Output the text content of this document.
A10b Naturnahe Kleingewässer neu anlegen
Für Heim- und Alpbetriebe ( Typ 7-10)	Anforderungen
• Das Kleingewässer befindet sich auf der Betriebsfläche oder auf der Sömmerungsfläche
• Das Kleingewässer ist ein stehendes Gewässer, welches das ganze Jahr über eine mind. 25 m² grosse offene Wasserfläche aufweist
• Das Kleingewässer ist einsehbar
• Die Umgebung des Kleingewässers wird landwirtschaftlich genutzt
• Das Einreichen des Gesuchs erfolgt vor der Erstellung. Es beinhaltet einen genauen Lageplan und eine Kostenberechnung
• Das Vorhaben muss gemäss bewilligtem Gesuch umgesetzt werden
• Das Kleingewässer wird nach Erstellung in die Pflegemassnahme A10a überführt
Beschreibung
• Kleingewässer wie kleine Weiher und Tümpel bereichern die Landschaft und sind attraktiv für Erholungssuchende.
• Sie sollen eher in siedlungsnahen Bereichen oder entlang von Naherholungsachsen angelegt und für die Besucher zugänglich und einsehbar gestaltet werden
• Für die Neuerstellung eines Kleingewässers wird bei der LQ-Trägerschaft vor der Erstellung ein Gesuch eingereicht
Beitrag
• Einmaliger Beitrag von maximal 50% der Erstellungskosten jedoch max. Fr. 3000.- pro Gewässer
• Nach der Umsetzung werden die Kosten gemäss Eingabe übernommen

-=-=-

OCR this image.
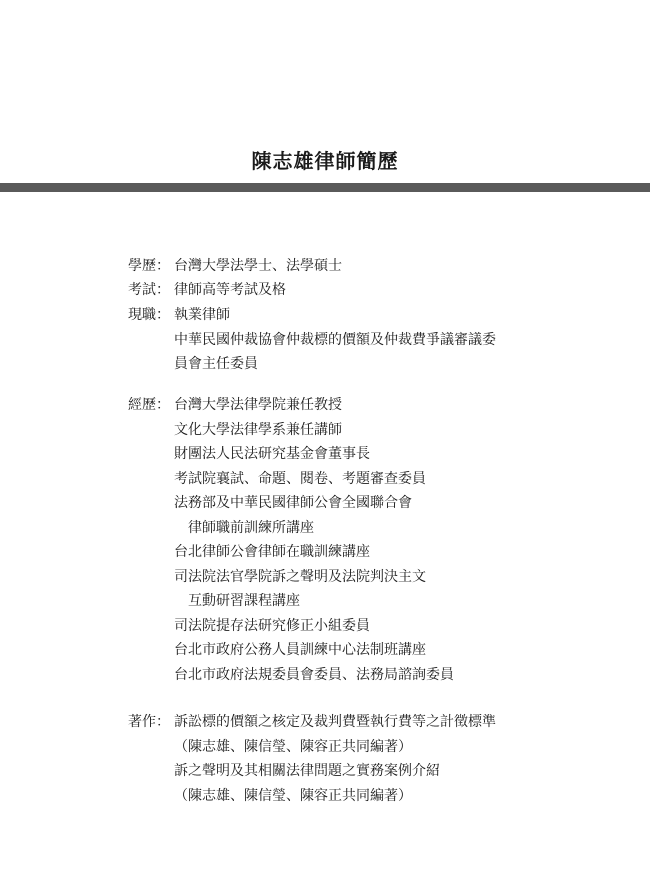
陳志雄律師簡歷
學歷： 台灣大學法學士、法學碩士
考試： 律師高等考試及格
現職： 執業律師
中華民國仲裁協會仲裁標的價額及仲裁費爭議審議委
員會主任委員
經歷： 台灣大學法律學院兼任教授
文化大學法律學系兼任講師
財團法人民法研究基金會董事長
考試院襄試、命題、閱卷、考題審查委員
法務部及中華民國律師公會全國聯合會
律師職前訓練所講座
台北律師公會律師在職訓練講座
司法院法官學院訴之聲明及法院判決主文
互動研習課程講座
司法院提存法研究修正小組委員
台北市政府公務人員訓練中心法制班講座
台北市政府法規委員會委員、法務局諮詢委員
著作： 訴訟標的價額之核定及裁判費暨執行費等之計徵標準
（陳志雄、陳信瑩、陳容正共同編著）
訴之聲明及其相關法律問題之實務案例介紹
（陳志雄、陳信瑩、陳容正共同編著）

-=-=-

▶ _Exercise prompt_:
Find every line in the records above that holds the word "werden", and copy each one.

▶ _Answer to this task_:
• Das Vorhaben muss gemäss bewilligtem Gesuch umgesetzt werden
• Sie sollen eher in siedlungsnahen Bereichen oder entlang von Naherholungsachsen angelegt und für die Besucher zugänglich und einsehbar gestaltet werden
• Nach der Umsetzung werden die Kosten gemäss Eingabe übernommen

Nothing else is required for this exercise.